CONSIGNE 1
Dans le texte sur la question des immigrés, relevez toutes les cultures dont il affirme qu'il n'y en a plus.

TEXTE FOURNI
————

Guy Debord : « Tout est faux dans
la question des immigrés »
Tout est faux dans la
“question des immigrés”, exactement comme dans toute question ouvertement posée
dans la société actuelle ; et pour les mêmes motifs : l’économie – c’est-à-dire
l’illusion pseudo-économique – l’a apportée, et le spectacle l’a traitée.
On ne discute que de
sottises. Faut-il garder ou éliminer les immigrés ? Naturellement, le véritable
immigré n’est pas l’habitant permanent d’origine étrangère, mais celui qui est
perçu et se perçoit comme différent et destiné à le rester. Beaucoup d’immigrés
ou leurs enfants ont la nationalité française ; beaucoup de Polonais ou
d’Espagnols se sont finalement perdus dans la masse d’une population française
qui était autre. Comme les déchets de l’industrie atomique ou le pétrole dans
l’Océan – et là on définit moins vite et moins “scientifiquement” les seuils
d’intolérance – les immigrés, produits de la même gestion du capitalisme
moderne, resteront pour des siècles, des millénaires, toujours. Ils resteront
parce qu’il était beaucoup plus facile d’éliminer les Juifs d’Allemagne au
temps d’Hitler que les maghrébins, et autres, d’ici à présent : car il n’existe
en France ni un parti nazi ni le mythe d’une race autochtone !
Faut-il donc les assimiler
ou “respecter les diversités culturelles” ? Inepte faux choix. Nous ne pouvons
plus assimiler personne : ni la jeunesse, ni les travailleurs français, ni même
les provinciaux ou vieilles minorités ethniques (Corses, Bretons, etc.) car
Paris, ville détruite, a perdu son rôle historique qui était de faire des Français.
Qu’est-ce qu’un centralisme sans capitale ? Le camp de concentration n’a créé
aucun Allemand parmi les européens déportés. La diffusion du spectacle
concentré ne peut uniformiser que des spectateurs. On se gargarise, en langage
simplement publicitaire, de la riche expression de “diversités culturelles”.
Quelles cultures ? Il n’y en a plus. Ni chrétienne ni musulmane ; ni socialiste
ni scientiste. Ne parlez pas des absents. Il n’y a plus, à regarder un seul
instant la vérité et l’évidence, que la dégradation spectaculaire-mondiale
(américaine) de toute culture.

————

(Données sources)
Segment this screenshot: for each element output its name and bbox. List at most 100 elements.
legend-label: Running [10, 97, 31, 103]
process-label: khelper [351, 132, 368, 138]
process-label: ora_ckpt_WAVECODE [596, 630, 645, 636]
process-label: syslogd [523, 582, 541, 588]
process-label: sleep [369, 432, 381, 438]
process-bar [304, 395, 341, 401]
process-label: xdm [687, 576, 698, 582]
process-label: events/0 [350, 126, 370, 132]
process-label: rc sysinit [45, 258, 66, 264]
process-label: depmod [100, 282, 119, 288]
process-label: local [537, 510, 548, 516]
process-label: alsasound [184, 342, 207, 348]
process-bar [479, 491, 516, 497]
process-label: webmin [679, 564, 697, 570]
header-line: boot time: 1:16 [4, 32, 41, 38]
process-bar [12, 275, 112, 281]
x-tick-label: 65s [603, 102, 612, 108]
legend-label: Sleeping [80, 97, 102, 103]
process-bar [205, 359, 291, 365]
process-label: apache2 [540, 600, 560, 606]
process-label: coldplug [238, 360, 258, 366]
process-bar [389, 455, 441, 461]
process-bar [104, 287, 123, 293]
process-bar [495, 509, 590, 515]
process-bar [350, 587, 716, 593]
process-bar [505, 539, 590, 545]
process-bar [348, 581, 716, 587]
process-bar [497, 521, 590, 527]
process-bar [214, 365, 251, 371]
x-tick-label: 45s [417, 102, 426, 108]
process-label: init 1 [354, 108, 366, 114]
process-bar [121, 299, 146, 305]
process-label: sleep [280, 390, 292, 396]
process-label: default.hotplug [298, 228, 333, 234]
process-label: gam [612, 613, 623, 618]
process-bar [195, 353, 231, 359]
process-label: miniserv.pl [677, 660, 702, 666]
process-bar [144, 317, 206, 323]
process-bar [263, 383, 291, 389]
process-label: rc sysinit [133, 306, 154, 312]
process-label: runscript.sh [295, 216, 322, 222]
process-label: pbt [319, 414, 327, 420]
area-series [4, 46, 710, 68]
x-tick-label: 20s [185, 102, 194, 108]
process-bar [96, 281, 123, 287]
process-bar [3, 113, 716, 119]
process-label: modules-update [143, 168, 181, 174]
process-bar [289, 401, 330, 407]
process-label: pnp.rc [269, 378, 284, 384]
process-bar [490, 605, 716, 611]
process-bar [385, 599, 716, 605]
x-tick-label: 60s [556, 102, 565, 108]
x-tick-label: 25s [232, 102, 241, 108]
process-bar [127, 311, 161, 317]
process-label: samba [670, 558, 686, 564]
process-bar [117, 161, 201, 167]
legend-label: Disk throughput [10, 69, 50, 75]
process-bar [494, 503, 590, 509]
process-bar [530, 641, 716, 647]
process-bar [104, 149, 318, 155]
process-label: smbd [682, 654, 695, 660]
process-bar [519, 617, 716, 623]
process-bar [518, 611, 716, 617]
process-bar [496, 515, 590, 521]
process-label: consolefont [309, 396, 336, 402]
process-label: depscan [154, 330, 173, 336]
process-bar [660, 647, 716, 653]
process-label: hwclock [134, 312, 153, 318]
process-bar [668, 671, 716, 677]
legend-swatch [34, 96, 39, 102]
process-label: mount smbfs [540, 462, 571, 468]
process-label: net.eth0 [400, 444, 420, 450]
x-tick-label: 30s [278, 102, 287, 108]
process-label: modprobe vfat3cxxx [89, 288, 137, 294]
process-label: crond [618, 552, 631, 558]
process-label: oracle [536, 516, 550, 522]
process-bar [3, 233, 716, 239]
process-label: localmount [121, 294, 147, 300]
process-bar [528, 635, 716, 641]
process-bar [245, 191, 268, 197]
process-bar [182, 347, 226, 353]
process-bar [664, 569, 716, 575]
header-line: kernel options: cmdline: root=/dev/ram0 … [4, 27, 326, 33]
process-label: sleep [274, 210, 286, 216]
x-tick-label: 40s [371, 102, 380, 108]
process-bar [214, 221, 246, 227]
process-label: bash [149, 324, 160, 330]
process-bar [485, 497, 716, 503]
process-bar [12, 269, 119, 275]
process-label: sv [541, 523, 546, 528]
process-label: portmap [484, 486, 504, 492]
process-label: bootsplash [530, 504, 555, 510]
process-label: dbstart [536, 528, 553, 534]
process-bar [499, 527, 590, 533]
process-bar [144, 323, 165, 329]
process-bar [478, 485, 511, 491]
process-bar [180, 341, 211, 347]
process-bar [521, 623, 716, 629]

————

CONSIGNE 2
Recopiez à l'identique le passage de la liste qui va de son début jusqu'à la ligne contenant "process-bar [304, 395, 341, 401]", ces deux limites comprises, et seulement ce passage.

RÉPONSE COMPLÈTE 1
Chrétienne, musulmane, socialiste, scientiste.

RÉPONSE COMPLÈTE 2
Segment this screenshot: for each element output its name and bbox. List at most 100 elements.
legend-label: Running [10, 97, 31, 103]
process-label: khelper [351, 132, 368, 138]
process-label: ora_ckpt_WAVECODE [596, 630, 645, 636]
process-label: syslogd [523, 582, 541, 588]
process-label: sleep [369, 432, 381, 438]
process-bar [304, 395, 341, 401]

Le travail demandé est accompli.